# Provided text
Copy that – it’s definitely a liver spot. Now how can we get rid of it?

If your liver spots are bothering you – there are many ways to remove them and the choice of which one to go for will come down to how many spots you have, your budget, and how dark your skin phenotype is (the darker your skin type, the gentler the treatment needs to be).

What you can do at home

Regardless of your answers to the above questions, your home-care ‘rules’ will be the same for everyone. If you are treating pigmentation – in fact, ANY type of pigmentation – all treatments start with prevention.

  1. Keep your skin out of the sun as much as is humanly possible: seek shade, wear hats and sun-protective clothing and if you’re driving, you can consider tinting your car windows or popping on a pair of gloves to protect your hands (I’m willing to bet you that your right hand and forearm has more spots than your left!)
  2. Put on sunscreen and put on enough of it. Most of us simply are not putting on sunscreen every single day come rain or shine. And if you are, then you may not be putting on enough (think half a teaspoon for the face and neck) or you may be forgetting to reapply it every four hours if you’re not in direct sunlight and two hours if you are in direct sunlight. If you are not applying sunscreen religiously, you will be wasting your money on any pigmentation treatment. As a bonus, look for a tinted sunscreen containing iron oxide which gives you extra protection against pigmentation-causing visible light.
  3. Apply a daily antioxidant to boost the efficacy of your sunscreen. UV (particularly UVA) is the villain when it comes to pigmentation and antioxidants are your superheroes. You’re looking for ingredients such as Vitamin C, Resveratrol, and Niacinamide which do double duty as both antioxidants and skin-lightening ingredients.

# Information
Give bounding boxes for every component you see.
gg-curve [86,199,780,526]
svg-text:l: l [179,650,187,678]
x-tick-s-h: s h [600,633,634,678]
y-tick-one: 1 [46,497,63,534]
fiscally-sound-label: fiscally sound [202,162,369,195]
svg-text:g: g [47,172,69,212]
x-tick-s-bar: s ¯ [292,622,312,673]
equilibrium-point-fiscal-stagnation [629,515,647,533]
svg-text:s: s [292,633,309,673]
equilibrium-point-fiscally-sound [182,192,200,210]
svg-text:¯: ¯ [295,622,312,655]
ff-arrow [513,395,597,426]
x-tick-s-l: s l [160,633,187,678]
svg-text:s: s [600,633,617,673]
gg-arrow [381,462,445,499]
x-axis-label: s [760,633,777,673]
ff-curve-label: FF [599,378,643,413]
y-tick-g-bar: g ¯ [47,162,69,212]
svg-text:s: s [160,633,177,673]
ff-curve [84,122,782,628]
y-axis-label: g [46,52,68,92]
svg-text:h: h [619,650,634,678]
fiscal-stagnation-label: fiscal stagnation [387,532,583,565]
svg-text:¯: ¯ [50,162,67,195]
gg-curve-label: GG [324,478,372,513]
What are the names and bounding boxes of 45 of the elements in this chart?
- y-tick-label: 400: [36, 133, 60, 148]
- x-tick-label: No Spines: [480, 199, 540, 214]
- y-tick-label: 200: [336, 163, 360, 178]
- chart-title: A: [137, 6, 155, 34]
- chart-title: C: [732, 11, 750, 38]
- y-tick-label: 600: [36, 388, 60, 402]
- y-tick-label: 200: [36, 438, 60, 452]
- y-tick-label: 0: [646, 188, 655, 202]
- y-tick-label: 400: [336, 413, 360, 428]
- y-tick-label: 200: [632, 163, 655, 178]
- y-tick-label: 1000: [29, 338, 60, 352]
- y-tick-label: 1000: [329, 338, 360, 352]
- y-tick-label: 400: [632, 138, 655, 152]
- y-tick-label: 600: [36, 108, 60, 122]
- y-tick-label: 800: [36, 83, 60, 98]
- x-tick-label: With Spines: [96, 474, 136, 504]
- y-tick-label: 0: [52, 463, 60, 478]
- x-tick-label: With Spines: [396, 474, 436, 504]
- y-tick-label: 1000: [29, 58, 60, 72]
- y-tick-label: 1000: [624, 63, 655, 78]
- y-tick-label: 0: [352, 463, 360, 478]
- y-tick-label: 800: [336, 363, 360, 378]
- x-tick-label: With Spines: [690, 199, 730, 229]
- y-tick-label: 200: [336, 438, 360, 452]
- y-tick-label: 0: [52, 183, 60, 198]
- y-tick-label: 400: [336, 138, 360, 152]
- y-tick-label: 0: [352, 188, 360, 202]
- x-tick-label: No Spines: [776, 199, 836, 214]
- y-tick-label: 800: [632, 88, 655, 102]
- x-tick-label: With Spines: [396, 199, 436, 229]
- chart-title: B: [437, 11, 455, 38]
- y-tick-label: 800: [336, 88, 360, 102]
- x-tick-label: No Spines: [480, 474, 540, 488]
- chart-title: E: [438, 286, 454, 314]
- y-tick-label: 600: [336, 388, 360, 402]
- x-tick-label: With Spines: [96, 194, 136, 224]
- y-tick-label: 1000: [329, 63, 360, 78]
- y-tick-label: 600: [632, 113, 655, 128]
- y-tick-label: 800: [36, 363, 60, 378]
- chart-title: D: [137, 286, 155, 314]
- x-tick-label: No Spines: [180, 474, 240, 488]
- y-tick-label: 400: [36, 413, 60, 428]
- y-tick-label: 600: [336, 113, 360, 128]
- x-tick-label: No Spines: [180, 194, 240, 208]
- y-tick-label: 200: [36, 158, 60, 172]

# Activity 1
Say whether each statement below agrees with the liver spot text. Answer yes or no for each, and quote the deciding words of the text exactly. (a) A darker skin type calls for a gentler removal treatment. (b) Sunscreen should be reapplied every two hours when you are not in direct sunlight. (c) The home-care rules change depending on how many spots you have and your budget.
# Activity 2
Repeat word for word the part of the liver spot text that opens with the words containing "If your liver" and closes with "than your left!)".

# Task response 1
(a) Yes: "the darker your skin type, the gentler the treatment needs to be"
(b) No: "reapply it every four hours if you’re not in direct sunlight and two hours if you are in direct sunlight"
(c) No: "your home-care ‘rules’ will be the same for everyone"

# Task response 2
If your liver spots are bothering you – there are many ways to remove them and the choice of which one to go for will come down to how many spots you have, your budget, and how dark your skin phenotype is (the darker your skin type, the gentler the treatment needs to be).

What you can do at home

Regardless of your answers to the above questions, your home-care ‘rules’ will be the same for everyone. If you are treating pigmentation – in fact, ANY type of pigmentation – all treatments start with prevention.

  1. Keep your skin out of the sun as much as is humanly possible: seek shade, wear hats and sun-protective clothing and if you’re driving, you can consider tinting your car windows or popping on a pair of gloves to protect your hands (I’m willing to bet you that your right hand and forearm has more spots than your left!)